Extracted data entries:

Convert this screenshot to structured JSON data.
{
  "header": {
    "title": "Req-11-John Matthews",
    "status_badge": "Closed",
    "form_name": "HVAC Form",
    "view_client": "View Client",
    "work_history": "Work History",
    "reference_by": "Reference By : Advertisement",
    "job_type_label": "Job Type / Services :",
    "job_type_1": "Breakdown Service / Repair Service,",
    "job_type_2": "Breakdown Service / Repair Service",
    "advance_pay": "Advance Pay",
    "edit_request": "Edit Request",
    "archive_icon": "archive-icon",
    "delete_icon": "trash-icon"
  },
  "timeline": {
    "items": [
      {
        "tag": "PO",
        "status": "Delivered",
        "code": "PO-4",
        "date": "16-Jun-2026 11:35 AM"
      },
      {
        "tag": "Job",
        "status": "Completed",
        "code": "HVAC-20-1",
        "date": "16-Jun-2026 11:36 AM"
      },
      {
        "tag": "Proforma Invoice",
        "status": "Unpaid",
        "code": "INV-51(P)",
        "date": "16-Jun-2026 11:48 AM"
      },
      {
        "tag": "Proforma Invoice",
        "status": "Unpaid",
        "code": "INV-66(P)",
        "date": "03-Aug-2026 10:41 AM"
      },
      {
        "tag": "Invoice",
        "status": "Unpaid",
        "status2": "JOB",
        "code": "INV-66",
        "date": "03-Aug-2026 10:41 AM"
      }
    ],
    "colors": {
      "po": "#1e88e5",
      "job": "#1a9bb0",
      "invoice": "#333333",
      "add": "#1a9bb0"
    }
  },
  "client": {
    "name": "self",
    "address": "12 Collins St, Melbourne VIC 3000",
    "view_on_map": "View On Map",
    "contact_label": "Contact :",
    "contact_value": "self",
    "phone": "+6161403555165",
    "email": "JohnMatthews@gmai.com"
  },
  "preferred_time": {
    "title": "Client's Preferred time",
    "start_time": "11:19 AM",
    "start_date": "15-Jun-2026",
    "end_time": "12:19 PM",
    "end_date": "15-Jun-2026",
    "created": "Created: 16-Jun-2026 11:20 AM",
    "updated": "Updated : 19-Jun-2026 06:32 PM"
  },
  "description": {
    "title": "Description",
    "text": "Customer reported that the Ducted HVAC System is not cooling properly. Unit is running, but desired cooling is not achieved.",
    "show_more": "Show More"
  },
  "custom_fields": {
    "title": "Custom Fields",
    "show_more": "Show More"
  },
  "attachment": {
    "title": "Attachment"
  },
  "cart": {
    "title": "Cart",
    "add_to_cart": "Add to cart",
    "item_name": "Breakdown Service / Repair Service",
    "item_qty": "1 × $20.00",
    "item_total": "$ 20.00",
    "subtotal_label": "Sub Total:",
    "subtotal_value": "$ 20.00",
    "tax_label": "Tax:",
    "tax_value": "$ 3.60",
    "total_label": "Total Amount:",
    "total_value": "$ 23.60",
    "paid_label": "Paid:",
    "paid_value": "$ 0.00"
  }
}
...
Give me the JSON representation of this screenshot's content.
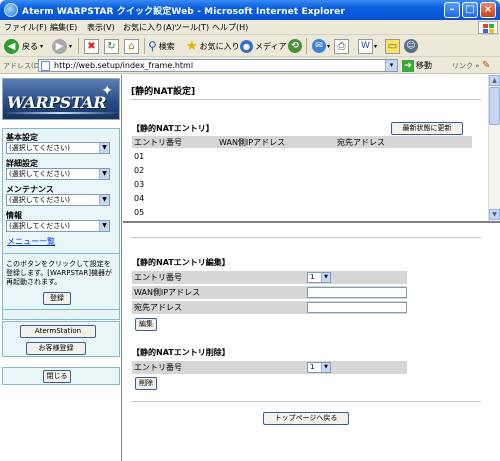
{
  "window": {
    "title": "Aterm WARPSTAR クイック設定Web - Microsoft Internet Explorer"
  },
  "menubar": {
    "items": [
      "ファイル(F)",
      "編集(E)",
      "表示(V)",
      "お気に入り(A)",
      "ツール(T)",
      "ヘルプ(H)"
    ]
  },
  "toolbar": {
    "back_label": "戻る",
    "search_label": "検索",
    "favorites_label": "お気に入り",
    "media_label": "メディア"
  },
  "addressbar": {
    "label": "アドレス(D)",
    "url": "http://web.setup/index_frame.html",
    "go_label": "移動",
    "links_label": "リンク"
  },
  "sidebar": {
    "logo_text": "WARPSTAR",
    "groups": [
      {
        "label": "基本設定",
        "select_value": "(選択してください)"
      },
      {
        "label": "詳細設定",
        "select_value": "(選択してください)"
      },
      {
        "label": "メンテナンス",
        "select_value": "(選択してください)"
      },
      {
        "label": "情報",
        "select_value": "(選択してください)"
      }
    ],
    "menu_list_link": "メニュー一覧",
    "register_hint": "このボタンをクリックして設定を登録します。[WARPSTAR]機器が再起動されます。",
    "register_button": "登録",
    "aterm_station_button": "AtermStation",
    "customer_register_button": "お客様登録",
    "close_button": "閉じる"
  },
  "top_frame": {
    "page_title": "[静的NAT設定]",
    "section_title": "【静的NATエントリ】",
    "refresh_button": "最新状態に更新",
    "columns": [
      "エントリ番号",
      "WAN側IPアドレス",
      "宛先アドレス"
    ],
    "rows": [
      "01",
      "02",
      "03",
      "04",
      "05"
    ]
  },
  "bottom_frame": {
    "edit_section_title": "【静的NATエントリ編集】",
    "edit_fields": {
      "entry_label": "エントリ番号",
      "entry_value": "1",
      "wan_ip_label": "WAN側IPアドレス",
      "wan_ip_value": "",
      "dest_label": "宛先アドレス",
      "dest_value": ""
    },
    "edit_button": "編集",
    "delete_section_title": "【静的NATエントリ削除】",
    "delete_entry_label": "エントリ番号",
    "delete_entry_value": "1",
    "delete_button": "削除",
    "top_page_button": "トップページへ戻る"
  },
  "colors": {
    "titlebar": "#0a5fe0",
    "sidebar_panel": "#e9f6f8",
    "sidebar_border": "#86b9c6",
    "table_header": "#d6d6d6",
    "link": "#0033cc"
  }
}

What the task requires: Track down every line of the material containing the string "エントリ番号", and copy it.

Written reply:
      "エントリ番号",
      "entry_label": "エントリ番号",
    "delete_entry_label": "エントリ番号",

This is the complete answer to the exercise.